Extract each line bearing the word "stuff".

* Begin *

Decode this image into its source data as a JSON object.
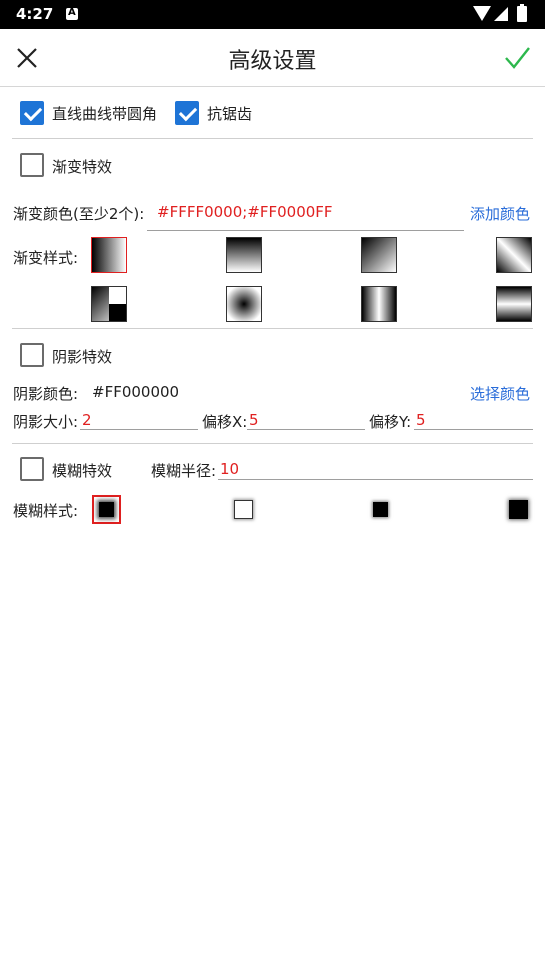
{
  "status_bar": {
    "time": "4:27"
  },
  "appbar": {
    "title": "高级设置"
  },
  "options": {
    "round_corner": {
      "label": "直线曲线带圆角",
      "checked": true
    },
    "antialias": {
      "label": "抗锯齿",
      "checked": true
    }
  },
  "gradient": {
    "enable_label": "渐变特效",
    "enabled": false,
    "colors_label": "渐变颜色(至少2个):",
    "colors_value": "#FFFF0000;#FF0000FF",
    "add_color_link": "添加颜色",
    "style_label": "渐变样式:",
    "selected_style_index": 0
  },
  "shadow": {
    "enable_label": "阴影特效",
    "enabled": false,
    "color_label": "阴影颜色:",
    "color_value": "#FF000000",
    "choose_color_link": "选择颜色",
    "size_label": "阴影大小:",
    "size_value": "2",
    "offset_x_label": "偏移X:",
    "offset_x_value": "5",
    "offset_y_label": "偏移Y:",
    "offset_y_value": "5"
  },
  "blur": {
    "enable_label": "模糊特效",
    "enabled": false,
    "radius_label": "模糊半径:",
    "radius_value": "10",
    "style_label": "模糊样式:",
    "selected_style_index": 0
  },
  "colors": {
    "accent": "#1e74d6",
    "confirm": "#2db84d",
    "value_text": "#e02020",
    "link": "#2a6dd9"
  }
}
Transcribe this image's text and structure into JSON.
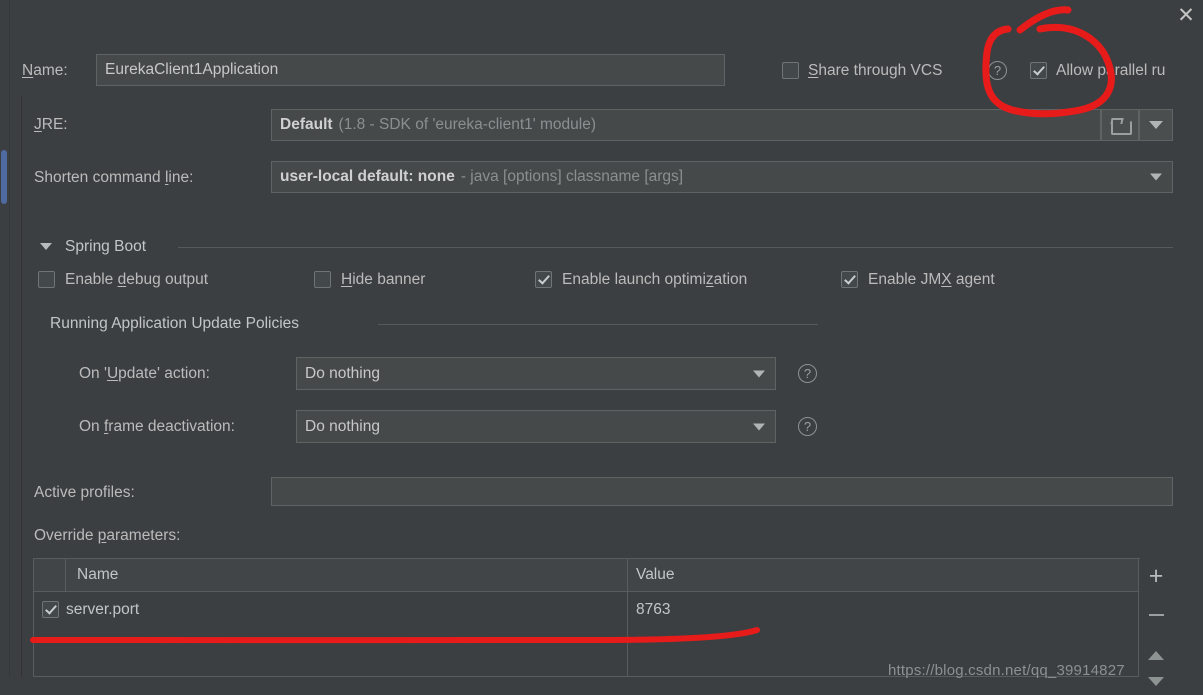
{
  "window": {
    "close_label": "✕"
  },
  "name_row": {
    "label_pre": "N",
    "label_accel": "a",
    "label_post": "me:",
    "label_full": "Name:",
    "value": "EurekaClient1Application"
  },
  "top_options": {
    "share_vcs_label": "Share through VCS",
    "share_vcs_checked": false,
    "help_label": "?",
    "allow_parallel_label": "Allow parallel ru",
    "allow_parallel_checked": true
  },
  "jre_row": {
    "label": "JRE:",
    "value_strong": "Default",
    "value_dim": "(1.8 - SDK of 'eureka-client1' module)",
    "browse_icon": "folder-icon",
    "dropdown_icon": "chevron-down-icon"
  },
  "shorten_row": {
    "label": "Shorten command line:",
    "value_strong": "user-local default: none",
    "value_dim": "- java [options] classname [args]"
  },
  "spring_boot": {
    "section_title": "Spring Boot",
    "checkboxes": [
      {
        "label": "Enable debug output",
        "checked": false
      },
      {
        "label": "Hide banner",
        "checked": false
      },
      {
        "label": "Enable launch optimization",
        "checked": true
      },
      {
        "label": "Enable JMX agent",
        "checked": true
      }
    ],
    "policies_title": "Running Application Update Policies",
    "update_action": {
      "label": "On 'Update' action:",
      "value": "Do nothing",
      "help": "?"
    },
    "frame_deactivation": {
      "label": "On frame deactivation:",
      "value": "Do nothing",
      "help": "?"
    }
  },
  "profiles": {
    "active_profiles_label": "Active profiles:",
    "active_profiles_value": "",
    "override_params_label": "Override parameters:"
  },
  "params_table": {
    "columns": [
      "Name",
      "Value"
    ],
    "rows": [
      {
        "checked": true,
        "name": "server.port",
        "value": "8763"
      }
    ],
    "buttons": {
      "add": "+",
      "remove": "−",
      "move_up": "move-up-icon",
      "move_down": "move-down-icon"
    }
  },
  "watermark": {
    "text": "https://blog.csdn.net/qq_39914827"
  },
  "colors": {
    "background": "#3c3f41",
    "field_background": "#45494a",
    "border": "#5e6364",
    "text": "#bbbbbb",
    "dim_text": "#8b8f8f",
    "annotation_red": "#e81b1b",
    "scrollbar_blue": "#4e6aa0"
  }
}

* End *
* Begin *

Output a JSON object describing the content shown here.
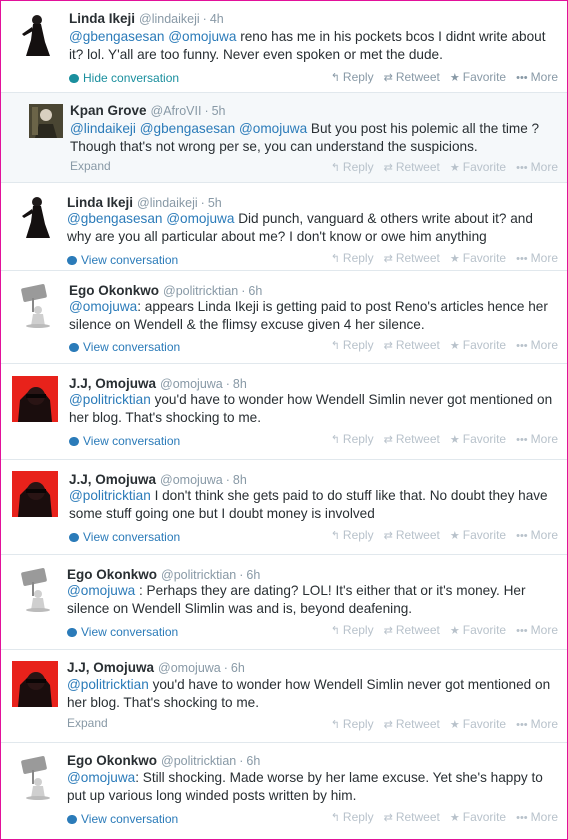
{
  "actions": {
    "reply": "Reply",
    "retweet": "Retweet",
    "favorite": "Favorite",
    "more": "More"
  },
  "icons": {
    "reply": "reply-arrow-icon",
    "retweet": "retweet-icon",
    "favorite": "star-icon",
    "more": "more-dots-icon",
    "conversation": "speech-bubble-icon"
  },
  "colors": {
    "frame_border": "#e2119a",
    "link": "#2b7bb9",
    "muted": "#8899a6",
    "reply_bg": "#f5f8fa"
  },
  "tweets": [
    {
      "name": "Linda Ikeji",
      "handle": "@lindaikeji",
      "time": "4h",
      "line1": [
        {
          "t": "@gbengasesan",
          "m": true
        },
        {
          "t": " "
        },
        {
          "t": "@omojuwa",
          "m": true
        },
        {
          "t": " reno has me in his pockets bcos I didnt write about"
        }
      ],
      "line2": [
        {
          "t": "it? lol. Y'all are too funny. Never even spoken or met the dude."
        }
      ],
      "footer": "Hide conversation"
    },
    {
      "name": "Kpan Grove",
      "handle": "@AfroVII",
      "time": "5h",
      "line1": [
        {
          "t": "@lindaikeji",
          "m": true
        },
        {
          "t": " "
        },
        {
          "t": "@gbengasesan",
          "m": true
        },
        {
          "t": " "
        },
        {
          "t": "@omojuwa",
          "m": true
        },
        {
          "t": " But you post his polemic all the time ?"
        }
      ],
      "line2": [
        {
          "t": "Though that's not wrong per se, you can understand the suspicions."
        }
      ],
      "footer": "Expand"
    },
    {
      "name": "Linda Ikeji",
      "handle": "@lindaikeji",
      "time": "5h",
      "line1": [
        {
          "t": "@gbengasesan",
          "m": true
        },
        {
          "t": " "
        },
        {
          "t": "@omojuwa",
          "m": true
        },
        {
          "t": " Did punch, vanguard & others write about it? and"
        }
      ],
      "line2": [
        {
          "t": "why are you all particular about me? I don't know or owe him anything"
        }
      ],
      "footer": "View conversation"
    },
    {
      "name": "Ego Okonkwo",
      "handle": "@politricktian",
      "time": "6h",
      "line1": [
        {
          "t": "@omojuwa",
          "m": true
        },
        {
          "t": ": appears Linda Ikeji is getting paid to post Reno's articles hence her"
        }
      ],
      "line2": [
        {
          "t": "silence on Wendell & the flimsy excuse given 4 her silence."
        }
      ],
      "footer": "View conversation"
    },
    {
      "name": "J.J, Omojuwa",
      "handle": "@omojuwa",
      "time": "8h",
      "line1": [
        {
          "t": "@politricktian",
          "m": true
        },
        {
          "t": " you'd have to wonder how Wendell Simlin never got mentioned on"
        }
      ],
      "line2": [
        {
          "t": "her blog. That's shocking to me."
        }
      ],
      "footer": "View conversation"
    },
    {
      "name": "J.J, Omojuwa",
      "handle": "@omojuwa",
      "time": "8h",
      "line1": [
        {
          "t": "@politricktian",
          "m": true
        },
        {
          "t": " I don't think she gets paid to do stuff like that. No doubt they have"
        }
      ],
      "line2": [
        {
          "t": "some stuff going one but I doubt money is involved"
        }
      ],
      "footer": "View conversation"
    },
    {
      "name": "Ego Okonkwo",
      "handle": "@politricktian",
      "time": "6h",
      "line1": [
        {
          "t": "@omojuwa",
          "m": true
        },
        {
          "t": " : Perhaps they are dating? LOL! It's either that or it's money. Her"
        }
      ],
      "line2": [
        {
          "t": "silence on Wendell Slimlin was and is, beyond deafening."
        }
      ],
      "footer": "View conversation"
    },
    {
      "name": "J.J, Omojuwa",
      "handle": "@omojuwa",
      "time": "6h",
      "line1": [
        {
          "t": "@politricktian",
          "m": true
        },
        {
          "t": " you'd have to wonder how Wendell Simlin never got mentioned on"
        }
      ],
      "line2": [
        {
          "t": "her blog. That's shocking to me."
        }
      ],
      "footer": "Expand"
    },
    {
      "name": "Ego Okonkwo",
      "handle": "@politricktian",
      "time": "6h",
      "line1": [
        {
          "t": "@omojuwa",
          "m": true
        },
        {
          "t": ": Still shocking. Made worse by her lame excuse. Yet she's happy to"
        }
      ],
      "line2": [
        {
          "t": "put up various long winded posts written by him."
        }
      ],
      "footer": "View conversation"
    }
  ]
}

* End *

**Output for this task**
          "t": " I don't think she gets paid to do stuff like that. No doubt they have"
          "t": "some stuff going one but I doubt money is involved"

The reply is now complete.